======== Dataset records

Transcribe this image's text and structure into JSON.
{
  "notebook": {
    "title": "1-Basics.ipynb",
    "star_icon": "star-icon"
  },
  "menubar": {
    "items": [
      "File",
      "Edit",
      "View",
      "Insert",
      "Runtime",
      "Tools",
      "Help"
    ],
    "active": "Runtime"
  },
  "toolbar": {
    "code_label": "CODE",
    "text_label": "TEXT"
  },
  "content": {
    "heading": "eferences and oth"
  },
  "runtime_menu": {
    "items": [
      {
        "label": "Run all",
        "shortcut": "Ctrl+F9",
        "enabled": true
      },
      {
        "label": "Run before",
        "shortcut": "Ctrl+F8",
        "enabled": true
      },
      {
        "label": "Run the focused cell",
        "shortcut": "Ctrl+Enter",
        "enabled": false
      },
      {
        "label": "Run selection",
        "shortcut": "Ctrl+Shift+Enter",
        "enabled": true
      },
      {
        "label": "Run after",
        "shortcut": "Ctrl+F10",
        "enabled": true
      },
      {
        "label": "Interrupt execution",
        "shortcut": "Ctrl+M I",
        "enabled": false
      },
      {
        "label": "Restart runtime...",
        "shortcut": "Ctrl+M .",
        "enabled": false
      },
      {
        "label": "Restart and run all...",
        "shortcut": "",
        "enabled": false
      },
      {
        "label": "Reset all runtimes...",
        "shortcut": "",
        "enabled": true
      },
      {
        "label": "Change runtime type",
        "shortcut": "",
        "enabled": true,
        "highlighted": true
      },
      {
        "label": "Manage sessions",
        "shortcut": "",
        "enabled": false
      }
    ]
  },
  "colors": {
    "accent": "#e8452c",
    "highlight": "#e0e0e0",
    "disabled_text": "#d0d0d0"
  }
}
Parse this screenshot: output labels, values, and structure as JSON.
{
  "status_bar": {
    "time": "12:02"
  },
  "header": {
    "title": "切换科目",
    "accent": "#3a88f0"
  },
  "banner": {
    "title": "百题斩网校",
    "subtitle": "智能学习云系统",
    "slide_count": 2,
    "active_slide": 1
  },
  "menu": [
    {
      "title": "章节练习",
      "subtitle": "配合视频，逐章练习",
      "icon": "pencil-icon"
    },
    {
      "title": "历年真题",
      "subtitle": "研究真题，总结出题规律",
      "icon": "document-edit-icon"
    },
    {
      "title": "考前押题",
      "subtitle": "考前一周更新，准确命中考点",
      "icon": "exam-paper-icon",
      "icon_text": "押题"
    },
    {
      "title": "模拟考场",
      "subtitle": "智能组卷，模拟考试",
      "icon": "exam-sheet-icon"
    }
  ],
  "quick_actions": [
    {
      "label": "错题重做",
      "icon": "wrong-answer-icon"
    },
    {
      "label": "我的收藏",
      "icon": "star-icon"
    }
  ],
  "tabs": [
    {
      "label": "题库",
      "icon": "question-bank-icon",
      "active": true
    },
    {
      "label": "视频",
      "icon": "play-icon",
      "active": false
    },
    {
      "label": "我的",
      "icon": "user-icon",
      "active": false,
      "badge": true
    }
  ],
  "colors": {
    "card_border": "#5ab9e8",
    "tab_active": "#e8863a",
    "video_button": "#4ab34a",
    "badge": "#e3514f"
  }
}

================

> [Work to complete]: Locate the word "this" in the records above, and return each line that has it.

> [Reply to the exercise]:
Transcribe this image's text and structure into JSON.
Parse this screenshot: output labels, values, and structure as JSON.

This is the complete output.